• Exercise directions: Search the material for the string "color" and copy each line where it occurs.

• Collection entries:
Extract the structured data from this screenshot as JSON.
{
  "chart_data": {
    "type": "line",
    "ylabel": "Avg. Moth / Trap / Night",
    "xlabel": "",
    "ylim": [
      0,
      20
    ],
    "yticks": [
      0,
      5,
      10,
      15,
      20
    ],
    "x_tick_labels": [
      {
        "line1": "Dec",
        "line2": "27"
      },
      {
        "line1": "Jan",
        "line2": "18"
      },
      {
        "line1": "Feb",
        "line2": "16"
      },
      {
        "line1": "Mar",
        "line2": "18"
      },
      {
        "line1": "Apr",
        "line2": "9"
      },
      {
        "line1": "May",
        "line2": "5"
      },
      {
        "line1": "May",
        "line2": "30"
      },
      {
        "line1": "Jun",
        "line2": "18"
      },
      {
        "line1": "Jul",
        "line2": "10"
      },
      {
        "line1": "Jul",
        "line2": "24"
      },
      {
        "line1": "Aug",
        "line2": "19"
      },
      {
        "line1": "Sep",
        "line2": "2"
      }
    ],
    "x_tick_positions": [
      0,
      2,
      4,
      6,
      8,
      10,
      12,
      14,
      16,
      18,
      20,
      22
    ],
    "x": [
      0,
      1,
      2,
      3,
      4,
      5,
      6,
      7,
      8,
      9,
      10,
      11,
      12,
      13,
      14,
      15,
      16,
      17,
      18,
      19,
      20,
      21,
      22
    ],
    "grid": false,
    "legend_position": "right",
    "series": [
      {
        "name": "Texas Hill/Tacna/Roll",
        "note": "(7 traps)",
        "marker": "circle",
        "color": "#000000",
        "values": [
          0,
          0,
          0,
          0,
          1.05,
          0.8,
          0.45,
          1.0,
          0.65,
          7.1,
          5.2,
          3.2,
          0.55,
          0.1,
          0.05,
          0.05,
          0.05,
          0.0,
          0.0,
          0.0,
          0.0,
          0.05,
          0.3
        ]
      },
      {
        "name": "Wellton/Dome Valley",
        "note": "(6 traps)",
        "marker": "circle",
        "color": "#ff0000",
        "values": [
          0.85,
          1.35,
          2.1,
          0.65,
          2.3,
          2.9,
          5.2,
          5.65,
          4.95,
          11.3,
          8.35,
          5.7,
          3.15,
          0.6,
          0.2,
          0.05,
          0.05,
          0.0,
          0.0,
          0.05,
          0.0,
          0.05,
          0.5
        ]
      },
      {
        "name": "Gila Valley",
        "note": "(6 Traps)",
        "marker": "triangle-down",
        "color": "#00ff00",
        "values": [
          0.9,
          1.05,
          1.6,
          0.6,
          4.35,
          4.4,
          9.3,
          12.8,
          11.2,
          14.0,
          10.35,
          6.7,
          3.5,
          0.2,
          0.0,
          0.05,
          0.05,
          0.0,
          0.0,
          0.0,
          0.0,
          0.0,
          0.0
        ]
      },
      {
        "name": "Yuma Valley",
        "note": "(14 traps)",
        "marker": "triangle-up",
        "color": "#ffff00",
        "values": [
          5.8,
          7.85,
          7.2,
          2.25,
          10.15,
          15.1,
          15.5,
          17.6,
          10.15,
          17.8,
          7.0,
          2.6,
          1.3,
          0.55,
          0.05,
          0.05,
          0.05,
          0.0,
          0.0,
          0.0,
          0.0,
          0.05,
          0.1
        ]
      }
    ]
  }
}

• Solved problem:
        "color": "#000000",
        "color": "#ff0000",
        "color": "#00ff00",
        "color": "#ffff00",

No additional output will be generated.